### What this task involves:
Gather up the lines with the word "Junio" in them.
-------- Available records --------
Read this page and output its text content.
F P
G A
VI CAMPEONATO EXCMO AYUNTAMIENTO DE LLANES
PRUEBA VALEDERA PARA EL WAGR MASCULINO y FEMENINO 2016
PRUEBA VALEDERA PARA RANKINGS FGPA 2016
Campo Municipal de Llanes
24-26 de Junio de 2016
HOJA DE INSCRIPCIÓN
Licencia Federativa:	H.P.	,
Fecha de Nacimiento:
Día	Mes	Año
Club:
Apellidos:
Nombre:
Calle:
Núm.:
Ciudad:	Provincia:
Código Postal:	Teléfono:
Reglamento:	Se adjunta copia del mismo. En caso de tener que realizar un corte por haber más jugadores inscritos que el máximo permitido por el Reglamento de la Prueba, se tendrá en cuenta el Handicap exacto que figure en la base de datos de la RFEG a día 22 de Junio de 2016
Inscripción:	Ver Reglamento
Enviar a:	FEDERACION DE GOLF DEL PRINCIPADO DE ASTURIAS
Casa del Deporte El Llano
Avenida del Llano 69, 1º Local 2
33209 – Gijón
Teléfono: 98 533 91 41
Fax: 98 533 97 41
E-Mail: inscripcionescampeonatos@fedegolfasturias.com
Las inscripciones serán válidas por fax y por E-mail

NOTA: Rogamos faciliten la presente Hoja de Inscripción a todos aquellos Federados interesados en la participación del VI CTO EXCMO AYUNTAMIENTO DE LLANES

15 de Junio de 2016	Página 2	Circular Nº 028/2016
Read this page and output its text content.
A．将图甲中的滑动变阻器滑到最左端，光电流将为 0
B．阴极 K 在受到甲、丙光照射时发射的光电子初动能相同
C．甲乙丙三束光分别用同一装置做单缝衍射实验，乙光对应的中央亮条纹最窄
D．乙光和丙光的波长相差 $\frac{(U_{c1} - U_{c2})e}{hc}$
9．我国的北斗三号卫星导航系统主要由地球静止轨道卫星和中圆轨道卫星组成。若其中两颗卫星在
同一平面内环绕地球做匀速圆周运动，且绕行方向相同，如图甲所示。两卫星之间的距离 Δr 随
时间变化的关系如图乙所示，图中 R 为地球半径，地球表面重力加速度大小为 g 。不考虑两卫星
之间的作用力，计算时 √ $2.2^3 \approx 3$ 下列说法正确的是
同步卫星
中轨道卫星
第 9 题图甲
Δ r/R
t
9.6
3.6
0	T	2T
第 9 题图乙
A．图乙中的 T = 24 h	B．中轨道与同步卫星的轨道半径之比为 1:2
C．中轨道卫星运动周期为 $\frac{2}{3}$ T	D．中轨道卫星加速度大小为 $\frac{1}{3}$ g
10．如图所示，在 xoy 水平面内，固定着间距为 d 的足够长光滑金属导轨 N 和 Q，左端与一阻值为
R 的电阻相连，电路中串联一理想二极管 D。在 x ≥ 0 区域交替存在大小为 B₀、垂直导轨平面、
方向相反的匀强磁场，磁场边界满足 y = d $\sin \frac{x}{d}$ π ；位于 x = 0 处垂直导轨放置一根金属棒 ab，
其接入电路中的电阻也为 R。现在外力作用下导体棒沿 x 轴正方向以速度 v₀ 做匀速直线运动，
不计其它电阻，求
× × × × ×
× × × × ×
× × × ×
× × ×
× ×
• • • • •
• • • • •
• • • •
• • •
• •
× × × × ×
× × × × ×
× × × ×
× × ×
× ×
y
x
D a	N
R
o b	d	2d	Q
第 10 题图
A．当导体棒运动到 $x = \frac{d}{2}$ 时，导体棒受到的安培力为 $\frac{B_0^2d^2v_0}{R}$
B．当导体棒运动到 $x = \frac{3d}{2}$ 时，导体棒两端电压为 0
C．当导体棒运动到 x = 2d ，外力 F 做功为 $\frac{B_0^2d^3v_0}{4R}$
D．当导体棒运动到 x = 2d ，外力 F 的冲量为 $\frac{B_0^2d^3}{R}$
--------
### The output:
24-26 de Junio de 2016
Reglamento:	Se adjunta copia del mismo. En caso de tener que realizar un corte por haber más jugadores inscritos que el máximo permitido por el Reglamento de la Prueba, se tendrá en cuenta el Handicap exacto que figure en la base de datos de la RFEG a día 22 de Junio de 2016
15 de Junio de 2016	Página 2	Circular Nº 028/2016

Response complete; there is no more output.